_To be done_. Write out each line from the data below that includes the word "河北省唐山市丰南区职业技术教育中心".
start Data for this task
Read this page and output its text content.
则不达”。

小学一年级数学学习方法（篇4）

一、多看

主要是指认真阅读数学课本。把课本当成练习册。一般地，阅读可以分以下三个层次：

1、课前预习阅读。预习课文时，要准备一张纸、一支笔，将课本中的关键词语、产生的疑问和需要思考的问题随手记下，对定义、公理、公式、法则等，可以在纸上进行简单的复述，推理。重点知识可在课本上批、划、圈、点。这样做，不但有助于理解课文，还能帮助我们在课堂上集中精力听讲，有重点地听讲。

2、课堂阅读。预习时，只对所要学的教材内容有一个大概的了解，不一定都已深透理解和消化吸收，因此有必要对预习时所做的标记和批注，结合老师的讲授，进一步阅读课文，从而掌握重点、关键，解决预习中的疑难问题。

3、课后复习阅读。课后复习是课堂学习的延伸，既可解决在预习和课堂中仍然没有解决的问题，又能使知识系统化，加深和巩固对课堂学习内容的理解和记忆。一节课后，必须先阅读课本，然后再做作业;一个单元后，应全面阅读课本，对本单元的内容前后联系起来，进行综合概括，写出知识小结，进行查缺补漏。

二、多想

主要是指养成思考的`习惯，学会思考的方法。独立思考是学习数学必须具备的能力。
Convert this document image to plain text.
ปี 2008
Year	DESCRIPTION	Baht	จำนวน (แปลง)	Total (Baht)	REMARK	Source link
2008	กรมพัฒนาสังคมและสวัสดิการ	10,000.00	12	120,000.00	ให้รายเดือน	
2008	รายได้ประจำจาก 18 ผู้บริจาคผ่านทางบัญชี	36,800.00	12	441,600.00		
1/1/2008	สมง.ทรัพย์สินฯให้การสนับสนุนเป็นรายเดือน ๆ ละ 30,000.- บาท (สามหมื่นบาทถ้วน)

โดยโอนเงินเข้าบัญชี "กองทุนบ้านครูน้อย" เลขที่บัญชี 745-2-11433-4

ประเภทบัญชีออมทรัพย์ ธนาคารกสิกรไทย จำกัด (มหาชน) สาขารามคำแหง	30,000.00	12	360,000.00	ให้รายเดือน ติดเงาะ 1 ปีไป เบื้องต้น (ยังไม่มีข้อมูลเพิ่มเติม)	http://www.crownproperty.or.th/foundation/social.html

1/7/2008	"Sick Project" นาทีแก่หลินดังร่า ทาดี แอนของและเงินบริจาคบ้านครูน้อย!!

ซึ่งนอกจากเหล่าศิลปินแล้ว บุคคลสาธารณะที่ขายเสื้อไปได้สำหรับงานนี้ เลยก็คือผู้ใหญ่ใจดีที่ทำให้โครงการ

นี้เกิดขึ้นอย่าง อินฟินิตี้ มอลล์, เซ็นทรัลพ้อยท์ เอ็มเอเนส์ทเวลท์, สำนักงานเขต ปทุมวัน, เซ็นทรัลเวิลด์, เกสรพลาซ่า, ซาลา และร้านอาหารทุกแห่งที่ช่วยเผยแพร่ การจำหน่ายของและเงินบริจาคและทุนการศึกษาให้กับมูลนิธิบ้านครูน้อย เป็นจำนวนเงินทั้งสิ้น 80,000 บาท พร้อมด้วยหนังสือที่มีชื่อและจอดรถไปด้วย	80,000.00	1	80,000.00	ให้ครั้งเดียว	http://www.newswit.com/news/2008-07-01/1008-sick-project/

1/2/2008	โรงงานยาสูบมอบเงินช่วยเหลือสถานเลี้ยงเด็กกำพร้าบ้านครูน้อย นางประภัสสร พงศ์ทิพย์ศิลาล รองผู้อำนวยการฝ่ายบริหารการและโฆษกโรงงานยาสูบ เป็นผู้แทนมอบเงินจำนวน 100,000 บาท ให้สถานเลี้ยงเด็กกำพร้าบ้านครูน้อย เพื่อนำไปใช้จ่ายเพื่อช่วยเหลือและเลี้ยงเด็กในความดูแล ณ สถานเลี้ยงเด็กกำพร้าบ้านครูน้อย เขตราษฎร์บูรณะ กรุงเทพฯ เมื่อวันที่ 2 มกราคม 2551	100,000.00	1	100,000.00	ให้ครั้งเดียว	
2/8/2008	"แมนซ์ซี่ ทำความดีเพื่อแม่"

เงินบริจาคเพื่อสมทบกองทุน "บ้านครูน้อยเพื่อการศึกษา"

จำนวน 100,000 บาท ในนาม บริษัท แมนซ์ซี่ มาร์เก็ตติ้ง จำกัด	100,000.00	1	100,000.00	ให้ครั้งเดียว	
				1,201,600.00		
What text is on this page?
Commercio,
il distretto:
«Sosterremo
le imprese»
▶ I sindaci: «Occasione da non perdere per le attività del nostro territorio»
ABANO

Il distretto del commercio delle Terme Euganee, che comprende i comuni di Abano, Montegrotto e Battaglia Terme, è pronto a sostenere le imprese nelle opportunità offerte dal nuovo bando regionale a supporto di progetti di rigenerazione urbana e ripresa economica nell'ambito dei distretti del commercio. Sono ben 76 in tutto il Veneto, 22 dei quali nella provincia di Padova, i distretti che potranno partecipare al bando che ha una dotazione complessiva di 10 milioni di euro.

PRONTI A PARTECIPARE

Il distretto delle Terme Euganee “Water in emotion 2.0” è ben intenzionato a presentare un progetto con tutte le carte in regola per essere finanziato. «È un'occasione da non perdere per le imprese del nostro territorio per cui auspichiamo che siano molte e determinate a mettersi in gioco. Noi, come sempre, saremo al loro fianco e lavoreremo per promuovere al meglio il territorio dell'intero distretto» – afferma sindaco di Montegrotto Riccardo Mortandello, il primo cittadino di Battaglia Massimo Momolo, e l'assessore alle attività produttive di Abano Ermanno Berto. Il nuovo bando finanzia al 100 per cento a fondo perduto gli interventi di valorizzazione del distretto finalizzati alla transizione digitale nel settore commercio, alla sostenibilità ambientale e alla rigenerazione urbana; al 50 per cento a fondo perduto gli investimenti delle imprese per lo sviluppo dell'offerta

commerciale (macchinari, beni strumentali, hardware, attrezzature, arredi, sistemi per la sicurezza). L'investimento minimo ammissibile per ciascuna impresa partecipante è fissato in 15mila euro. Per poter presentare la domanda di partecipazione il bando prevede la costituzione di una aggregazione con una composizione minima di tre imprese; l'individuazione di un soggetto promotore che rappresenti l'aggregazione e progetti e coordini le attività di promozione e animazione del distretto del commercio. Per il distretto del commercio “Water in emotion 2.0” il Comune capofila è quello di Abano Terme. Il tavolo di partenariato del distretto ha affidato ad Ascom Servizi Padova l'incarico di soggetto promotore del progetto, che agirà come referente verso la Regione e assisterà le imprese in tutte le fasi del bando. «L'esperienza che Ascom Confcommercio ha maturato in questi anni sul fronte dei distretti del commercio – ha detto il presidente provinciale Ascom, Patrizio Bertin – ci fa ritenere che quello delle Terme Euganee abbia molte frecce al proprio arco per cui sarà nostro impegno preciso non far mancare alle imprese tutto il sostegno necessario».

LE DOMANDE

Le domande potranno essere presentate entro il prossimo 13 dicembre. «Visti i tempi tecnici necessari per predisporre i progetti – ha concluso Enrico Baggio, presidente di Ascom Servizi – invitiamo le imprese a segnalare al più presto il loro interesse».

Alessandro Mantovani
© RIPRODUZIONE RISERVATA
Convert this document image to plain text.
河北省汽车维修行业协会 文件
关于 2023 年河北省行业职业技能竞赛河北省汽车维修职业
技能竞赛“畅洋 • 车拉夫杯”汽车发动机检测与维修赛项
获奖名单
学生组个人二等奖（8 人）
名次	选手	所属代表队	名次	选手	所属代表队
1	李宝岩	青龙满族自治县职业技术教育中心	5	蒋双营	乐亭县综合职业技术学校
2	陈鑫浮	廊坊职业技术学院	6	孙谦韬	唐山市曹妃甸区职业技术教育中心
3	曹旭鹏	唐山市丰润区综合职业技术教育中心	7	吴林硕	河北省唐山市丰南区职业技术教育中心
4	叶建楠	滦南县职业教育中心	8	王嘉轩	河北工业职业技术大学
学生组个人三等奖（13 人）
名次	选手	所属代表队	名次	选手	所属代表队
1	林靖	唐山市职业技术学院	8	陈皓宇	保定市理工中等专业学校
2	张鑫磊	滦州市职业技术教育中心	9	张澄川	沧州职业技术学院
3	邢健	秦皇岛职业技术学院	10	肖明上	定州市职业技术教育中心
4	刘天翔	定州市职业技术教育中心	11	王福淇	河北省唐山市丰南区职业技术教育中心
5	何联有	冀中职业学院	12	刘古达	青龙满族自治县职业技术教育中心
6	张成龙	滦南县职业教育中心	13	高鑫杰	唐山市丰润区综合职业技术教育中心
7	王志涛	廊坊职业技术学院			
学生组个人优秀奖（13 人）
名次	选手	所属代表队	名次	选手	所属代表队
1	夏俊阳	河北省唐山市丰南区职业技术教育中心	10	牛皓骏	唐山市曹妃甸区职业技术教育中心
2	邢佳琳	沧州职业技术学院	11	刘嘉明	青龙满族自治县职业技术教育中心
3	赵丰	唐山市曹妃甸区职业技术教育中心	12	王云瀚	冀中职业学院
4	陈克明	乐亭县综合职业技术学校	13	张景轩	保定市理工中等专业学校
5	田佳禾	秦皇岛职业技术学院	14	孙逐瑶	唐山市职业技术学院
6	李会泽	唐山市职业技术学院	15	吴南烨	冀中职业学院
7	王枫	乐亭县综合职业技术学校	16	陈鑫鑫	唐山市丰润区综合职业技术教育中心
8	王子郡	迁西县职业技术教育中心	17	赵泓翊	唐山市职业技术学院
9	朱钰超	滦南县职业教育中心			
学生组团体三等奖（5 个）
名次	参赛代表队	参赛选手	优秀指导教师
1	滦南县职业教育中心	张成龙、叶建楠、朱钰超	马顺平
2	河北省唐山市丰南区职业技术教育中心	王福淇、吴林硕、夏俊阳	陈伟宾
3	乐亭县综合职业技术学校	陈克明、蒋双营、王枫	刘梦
end Data for this task
_Solved problem_.
3	曹旭鹏	唐山市丰润区综合职业技术教育中心	7	吴林硕	河北省唐山市丰南区职业技术教育中心
4	刘天翔	定州市职业技术教育中心	11	王福淇	河北省唐山市丰南区职业技术教育中心
1	夏俊阳	河北省唐山市丰南区职业技术教育中心	10	牛皓骏	唐山市曹妃甸区职业技术教育中心
2	河北省唐山市丰南区职业技术教育中心	王福淇、吴林硕、夏俊阳	陈伟宾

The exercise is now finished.